** start of Working data **

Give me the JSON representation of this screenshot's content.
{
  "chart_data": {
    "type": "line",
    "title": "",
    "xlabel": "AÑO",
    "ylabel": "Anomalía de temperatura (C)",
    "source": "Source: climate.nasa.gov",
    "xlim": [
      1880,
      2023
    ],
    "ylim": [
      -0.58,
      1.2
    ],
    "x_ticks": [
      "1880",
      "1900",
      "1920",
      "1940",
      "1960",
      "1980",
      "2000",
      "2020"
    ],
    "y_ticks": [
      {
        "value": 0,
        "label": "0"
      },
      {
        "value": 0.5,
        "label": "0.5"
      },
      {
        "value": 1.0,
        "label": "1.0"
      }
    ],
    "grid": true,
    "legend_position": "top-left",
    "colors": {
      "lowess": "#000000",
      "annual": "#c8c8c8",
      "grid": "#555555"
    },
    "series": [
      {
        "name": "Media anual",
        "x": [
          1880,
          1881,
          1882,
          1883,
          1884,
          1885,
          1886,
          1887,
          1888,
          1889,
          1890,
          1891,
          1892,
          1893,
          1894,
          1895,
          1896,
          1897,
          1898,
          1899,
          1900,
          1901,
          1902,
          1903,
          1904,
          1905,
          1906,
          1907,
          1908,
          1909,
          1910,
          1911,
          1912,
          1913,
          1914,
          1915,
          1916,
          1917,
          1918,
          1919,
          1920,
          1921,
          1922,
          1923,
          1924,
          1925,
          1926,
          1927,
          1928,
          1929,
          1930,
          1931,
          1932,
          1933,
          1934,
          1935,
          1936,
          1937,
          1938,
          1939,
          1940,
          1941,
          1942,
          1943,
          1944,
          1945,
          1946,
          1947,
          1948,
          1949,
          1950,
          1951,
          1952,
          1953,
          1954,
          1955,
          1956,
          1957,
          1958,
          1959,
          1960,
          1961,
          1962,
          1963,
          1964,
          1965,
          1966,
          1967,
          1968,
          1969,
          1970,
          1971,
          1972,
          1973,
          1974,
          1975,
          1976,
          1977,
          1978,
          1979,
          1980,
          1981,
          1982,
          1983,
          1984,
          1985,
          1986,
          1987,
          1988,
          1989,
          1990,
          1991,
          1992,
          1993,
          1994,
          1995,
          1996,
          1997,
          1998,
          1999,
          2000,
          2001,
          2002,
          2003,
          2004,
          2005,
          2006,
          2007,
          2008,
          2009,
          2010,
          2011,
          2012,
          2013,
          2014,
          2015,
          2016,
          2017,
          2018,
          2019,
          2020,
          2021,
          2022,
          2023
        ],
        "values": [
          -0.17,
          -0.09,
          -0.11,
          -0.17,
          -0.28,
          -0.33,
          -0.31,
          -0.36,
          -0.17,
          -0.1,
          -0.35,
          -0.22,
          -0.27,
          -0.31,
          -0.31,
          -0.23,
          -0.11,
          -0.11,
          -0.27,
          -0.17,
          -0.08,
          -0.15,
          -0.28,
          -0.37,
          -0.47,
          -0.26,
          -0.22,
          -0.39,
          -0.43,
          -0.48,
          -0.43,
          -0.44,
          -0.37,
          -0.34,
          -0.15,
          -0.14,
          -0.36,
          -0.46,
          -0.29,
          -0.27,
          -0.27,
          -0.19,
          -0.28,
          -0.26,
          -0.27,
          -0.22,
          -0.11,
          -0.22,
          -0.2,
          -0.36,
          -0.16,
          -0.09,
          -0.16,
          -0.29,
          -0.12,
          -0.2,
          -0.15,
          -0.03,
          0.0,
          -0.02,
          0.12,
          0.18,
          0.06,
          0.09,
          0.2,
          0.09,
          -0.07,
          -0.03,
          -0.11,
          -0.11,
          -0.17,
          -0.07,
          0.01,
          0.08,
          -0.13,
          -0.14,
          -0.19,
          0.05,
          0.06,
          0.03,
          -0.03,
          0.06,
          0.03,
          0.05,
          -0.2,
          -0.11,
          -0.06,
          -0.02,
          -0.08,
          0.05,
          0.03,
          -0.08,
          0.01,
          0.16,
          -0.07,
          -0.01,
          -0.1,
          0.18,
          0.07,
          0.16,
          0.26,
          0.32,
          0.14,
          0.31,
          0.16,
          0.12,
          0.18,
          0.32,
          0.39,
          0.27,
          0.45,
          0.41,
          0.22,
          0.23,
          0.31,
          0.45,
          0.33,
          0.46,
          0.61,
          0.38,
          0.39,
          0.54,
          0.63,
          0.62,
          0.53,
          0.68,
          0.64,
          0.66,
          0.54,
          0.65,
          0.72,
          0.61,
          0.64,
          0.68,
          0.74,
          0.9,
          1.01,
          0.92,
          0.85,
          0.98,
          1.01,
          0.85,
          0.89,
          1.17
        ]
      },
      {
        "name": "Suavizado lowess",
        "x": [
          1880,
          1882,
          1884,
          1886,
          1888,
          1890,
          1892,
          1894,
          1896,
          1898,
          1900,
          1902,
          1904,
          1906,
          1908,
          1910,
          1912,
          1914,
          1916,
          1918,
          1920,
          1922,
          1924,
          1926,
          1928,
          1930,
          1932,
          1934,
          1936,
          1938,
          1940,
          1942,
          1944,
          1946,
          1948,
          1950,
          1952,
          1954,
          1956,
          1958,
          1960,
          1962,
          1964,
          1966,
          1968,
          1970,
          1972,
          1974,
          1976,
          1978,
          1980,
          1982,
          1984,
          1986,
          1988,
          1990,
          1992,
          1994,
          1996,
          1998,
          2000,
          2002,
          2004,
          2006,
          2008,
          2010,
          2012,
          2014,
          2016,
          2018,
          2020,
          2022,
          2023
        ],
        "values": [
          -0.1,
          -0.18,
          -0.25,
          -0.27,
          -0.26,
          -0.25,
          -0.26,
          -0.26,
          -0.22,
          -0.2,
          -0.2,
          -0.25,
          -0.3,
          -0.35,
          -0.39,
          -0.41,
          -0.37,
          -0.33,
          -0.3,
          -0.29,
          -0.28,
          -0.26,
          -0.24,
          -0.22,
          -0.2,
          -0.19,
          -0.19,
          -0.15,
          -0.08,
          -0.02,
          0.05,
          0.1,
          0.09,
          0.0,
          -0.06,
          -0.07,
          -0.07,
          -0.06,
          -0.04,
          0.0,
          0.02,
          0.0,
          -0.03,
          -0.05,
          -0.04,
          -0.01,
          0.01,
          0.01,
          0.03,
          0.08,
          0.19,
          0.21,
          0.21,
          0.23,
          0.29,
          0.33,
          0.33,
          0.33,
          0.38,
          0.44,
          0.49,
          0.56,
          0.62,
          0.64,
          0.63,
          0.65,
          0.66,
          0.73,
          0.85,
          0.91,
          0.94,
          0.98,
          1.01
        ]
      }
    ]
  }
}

** end of Working data **

Your objective
Check the records above line by line and tally those holding the string "name". Answer with the number only.

Finished answer
2